Data items
┌────────
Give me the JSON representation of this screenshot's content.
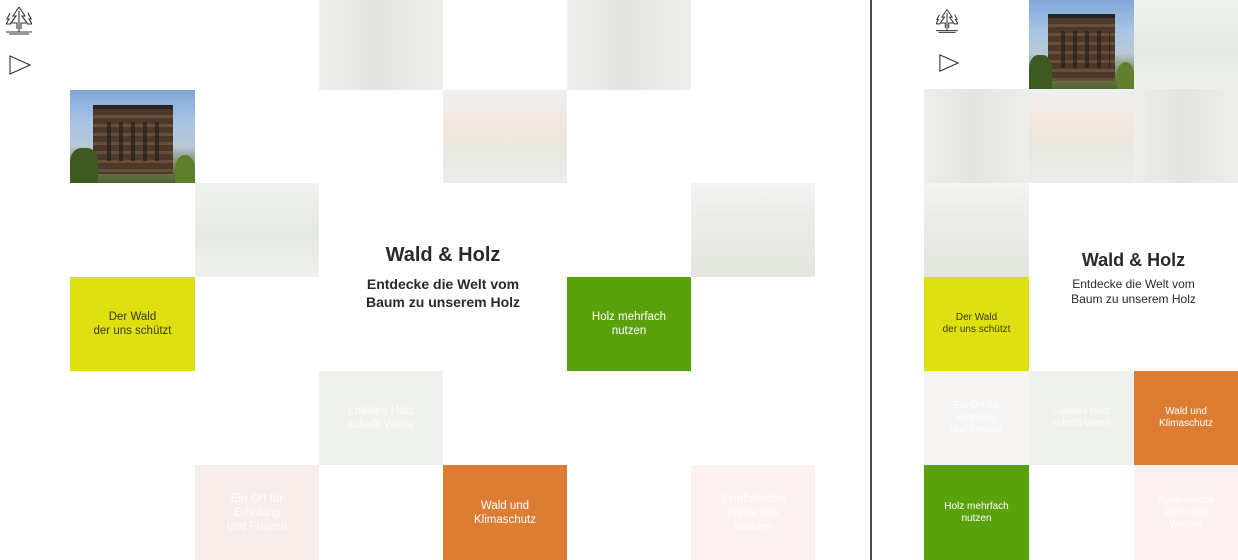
{
  "title": "Wald & Holz",
  "subtitle": "Entdecke die Welt vom\nBaum zu unserem Holz",
  "icons": {
    "tree": "tree-icon",
    "play": "play-icon"
  },
  "colors": {
    "yellow": "#dfe012",
    "green": "#5aa20c",
    "orange": "#dd7d34"
  },
  "tiles": {
    "wald_schutz": "Der Wald\nder uns schützt",
    "holz_mehrfach": "Holz mehrfach\nnutzen",
    "wald_klima": "Wald und\nKlimaschutz",
    "lokales_holz": "Lokales Holz\nschafft Werte",
    "erholung": "Ein Ort für\nErholung\nund Freizeit",
    "erholung_right": "Ein Ort für\nErholung\nund Freizeit",
    "symbolische": "Symbolische\nWerte des\nWaldes",
    "wald_schutz_right": "Der Wald\nder uns schützt",
    "lokales_holz_right": "Lokales Holz\nschafft Werte",
    "wald_klima_right": "Wald und\nKlimaschutz",
    "holz_mehrfach_right": "Holz mehrfach\nnutzen",
    "symbolische_right": "Symbolische\nWerte des\nWaldes"
  }
}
└────────
§ Your objective:
Go back to the records above and write them out exactly, without the pictures.

§ Task output:
Give me the JSON representation of this screenshot's content.
{
  "title": "Wald & Holz",
  "subtitle": "Entdecke die Welt vom\nBaum zu unserem Holz",
  "icons": {
    "tree": "tree-icon",
    "play": "play-icon"
  },
  "colors": {
    "yellow": "#dfe012",
    "green": "#5aa20c",
    "orange": "#dd7d34"
  },
  "tiles": {
    "wald_schutz": "Der Wald\nder uns schützt",
    "holz_mehrfach": "Holz mehrfach\nnutzen",
    "wald_klima": "Wald und\nKlimaschutz",
    "lokales_holz": "Lokales Holz\nschafft Werte",
    "erholung": "Ein Ort für\nErholung\nund Freizeit",
    "erholung_right": "Ein Ort für\nErholung\nund Freizeit",
    "symbolische": "Symbolische\nWerte des\nWaldes",
    "wald_schutz_right": "Der Wald\nder uns schützt",
    "lokales_holz_right": "Lokales Holz\nschafft Werte",
    "wald_klima_right": "Wald und\nKlimaschutz",
    "holz_mehrfach_right": "Holz mehrfach\nnutzen",
    "symbolische_right": "Symbolische\nWerte des\nWaldes"
  }
}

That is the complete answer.